#### Raw records ####

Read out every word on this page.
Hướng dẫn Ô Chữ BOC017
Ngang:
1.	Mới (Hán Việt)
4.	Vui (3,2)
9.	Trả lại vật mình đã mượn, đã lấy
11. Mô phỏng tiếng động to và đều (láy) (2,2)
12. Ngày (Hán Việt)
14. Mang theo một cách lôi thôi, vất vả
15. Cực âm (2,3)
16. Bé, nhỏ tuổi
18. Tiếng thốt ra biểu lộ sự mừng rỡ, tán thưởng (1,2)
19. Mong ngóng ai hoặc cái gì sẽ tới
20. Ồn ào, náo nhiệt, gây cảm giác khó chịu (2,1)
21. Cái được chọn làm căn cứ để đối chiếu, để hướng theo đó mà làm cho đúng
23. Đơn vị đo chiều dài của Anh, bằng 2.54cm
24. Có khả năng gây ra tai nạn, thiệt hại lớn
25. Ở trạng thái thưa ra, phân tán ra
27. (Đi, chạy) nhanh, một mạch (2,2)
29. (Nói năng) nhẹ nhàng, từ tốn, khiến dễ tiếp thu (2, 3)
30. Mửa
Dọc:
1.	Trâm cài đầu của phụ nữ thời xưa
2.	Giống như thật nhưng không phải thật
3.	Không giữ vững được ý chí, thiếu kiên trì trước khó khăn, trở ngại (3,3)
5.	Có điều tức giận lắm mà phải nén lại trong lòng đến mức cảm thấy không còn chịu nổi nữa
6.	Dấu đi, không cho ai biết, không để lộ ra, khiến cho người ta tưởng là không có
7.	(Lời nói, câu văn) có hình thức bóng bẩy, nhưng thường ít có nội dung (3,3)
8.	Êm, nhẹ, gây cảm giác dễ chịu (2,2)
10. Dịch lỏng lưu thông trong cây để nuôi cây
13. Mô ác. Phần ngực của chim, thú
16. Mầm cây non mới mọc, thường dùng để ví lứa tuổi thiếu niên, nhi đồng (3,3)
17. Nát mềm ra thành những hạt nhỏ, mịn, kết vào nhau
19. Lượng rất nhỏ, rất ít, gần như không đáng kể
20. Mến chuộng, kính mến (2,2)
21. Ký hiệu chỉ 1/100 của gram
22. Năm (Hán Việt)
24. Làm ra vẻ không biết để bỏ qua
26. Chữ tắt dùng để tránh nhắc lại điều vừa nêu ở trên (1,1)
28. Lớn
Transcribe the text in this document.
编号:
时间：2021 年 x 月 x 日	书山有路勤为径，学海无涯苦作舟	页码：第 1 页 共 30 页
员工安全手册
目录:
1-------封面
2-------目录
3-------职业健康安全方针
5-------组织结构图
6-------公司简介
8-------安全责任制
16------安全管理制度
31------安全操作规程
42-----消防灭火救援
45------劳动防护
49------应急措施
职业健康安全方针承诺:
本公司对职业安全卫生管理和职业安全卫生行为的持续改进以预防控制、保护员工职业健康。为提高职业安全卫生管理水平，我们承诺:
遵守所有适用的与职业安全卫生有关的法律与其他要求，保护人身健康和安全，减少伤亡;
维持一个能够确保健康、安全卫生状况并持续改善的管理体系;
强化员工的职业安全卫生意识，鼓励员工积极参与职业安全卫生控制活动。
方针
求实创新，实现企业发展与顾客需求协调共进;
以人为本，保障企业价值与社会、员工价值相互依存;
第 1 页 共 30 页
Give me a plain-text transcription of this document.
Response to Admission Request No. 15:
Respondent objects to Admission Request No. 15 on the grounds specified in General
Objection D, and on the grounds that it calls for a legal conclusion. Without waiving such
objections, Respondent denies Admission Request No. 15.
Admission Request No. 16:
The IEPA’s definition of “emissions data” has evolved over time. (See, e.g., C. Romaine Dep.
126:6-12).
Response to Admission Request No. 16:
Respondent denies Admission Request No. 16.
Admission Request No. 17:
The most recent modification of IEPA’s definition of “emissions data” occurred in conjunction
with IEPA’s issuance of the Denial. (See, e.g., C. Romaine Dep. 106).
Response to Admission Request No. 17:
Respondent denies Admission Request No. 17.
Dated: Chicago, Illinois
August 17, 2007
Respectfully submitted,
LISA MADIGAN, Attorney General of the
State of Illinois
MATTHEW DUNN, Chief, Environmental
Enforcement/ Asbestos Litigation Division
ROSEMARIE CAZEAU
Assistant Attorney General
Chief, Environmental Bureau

####

**What the task asks**
Set down all of the entries exactly, please.

**Response below**
Read out every word on this page.
Hướng dẫn Ô Chữ BOC017
Ngang:
1.	Mới (Hán Việt)
4.	Vui (3,2)
9.	Trả lại vật mình đã mượn, đã lấy
11. Mô phỏng tiếng động to và đều (láy) (2,2)
12. Ngày (Hán Việt)
14. Mang theo một cách lôi thôi, vất vả
15. Cực âm (2,3)
16. Bé, nhỏ tuổi
18. Tiếng thốt ra biểu lộ sự mừng rỡ, tán thưởng (1,2)
19. Mong ngóng ai hoặc cái gì sẽ tới
20. Ồn ào, náo nhiệt, gây cảm giác khó chịu (2,1)
21. Cái được chọn làm căn cứ để đối chiếu, để hướng theo đó mà làm cho đúng
23. Đơn vị đo chiều dài của Anh, bằng 2.54cm
24. Có khả năng gây ra tai nạn, thiệt hại lớn
25. Ở trạng thái thưa ra, phân tán ra
27. (Đi, chạy) nhanh, một mạch (2,2)
29. (Nói năng) nhẹ nhàng, từ tốn, khiến dễ tiếp thu (2, 3)
30. Mửa
Dọc:
1.	Trâm cài đầu của phụ nữ thời xưa
2.	Giống như thật nhưng không phải thật
3.	Không giữ vững được ý chí, thiếu kiên trì trước khó khăn, trở ngại (3,3)
5.	Có điều tức giận lắm mà phải nén lại trong lòng đến mức cảm thấy không còn chịu nổi nữa
6.	Dấu đi, không cho ai biết, không để lộ ra, khiến cho người ta tưởng là không có
7.	(Lời nói, câu văn) có hình thức bóng bẩy, nhưng thường ít có nội dung (3,3)
8.	Êm, nhẹ, gây cảm giác dễ chịu (2,2)
10. Dịch lỏng lưu thông trong cây để nuôi cây
13. Mô ác. Phần ngực của chim, thú
16. Mầm cây non mới mọc, thường dùng để ví lứa tuổi thiếu niên, nhi đồng (3,3)
17. Nát mềm ra thành những hạt nhỏ, mịn, kết vào nhau
19. Lượng rất nhỏ, rất ít, gần như không đáng kể
20. Mến chuộng, kính mến (2,2)
21. Ký hiệu chỉ 1/100 của gram
22. Năm (Hán Việt)
24. Làm ra vẻ không biết để bỏ qua
26. Chữ tắt dùng để tránh nhắc lại điều vừa nêu ở trên (1,1)
28. Lớn
Transcribe the text in this document.
编号:
时间：2021 年 x 月 x 日	书山有路勤为径，学海无涯苦作舟	页码：第 1 页 共 30 页
员工安全手册
目录:
1-------封面
2-------目录
3-------职业健康安全方针
5-------组织结构图
6-------公司简介
8-------安全责任制
16------安全管理制度
31------安全操作规程
42-----消防灭火救援
45------劳动防护
49------应急措施
职业健康安全方针承诺:
本公司对职业安全卫生管理和职业安全卫生行为的持续改进以预防控制、保护员工职业健康。为提高职业安全卫生管理水平，我们承诺:
遵守所有适用的与职业安全卫生有关的法律与其他要求，保护人身健康和安全，减少伤亡;
维持一个能够确保健康、安全卫生状况并持续改善的管理体系;
强化员工的职业安全卫生意识，鼓励员工积极参与职业安全卫生控制活动。
方针
求实创新，实现企业发展与顾客需求协调共进;
以人为本，保障企业价值与社会、员工价值相互依存;
第 1 页 共 30 页
Give me a plain-text transcription of this document.
Response to Admission Request No. 15:
Respondent objects to Admission Request No. 15 on the grounds specified in General
Objection D, and on the grounds that it calls for a legal conclusion. Without waiving such
objections, Respondent denies Admission Request No. 15.
Admission Request No. 16:
The IEPA’s definition of “emissions data” has evolved over time. (See, e.g., C. Romaine Dep.
126:6-12).
Response to Admission Request No. 16:
Respondent denies Admission Request No. 16.
Admission Request No. 17:
The most recent modification of IEPA’s definition of “emissions data” occurred in conjunction
with IEPA’s issuance of the Denial. (See, e.g., C. Romaine Dep. 106).
Response to Admission Request No. 17:
Respondent denies Admission Request No. 17.
Dated: Chicago, Illinois
August 17, 2007
Respectfully submitted,
LISA MADIGAN, Attorney General of the
State of Illinois
MATTHEW DUNN, Chief, Environmental
Enforcement/ Asbestos Litigation Division
ROSEMARIE CAZEAU
Assistant Attorney General
Chief, Environmental Bureau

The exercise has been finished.